# [WHAT TO WORK ON]
Quote the records in full and leave their pictures out.

Excerpt from a dataset
───

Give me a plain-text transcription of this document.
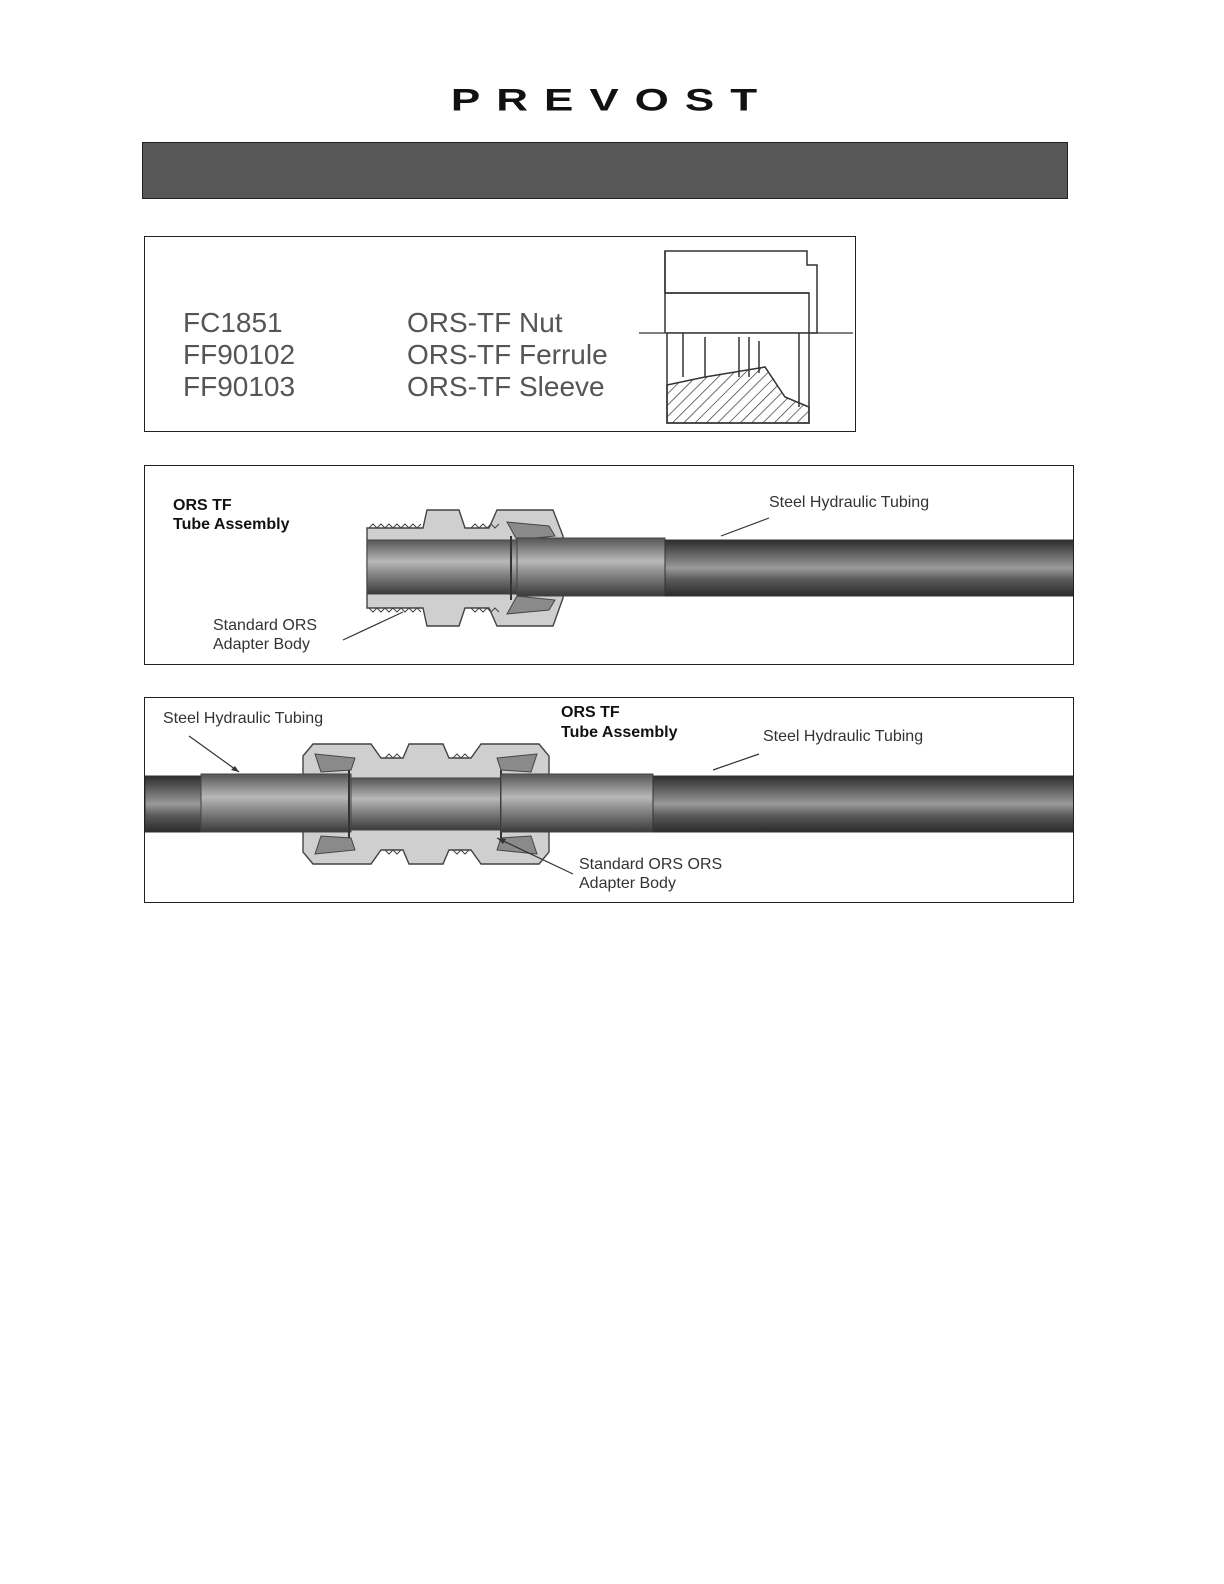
PREVOST
FC1851
FF90102
FF90103
ORS-TF Nut
ORS-TF Ferrule
ORS-TF Sleeve
ORS TF
Tube Assembly
Steel Hydraulic Tubing
Standard ORS
Adapter Body
Steel Hydraulic Tubing	ORS TF
Tube Assembly	Steel Hydraulic Tubing
Standard ORS ORS
Adapter Body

───

# [RESPONSE BELOW]
Give me a plain-text transcription of this document.
PREVOST
FC1851
FF90102
FF90103
ORS-TF Nut
ORS-TF Ferrule
ORS-TF Sleeve
ORS TF
Tube Assembly
Steel Hydraulic Tubing
Standard ORS
Adapter Body
Steel Hydraulic Tubing	ORS TF
Tube Assembly	Steel Hydraulic Tubing
Standard ORS ORS
Adapter Body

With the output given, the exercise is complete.